DATA TO PROCESS:
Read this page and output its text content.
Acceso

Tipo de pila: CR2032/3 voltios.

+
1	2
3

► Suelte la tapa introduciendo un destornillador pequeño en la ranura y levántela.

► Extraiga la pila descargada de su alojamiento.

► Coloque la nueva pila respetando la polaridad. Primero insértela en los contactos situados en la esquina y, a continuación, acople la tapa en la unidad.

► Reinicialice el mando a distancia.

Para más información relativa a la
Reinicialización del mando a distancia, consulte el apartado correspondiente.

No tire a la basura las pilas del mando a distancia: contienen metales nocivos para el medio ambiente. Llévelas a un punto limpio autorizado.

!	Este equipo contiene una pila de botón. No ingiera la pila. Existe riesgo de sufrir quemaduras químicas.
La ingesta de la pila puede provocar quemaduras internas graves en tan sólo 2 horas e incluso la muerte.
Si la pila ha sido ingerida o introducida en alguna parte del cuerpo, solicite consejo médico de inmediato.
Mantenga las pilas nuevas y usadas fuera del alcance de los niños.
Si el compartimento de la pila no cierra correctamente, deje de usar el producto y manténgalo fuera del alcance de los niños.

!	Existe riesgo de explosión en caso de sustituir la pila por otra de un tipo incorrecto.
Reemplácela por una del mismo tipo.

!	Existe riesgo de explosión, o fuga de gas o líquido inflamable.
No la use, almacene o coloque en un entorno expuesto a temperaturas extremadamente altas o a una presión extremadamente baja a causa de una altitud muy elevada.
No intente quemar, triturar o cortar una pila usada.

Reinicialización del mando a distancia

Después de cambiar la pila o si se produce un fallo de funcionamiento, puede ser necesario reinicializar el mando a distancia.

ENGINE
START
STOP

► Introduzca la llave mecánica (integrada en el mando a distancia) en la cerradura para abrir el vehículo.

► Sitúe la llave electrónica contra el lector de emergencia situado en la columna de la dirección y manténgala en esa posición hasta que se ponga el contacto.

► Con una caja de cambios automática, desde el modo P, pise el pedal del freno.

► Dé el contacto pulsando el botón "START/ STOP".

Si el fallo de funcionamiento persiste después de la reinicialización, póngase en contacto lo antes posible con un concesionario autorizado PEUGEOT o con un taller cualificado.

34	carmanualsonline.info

DIRECTIONS:
In the listing, find every line with the word "botón" and state how many there are, nothing more.

EXPECTED ANSWER:
2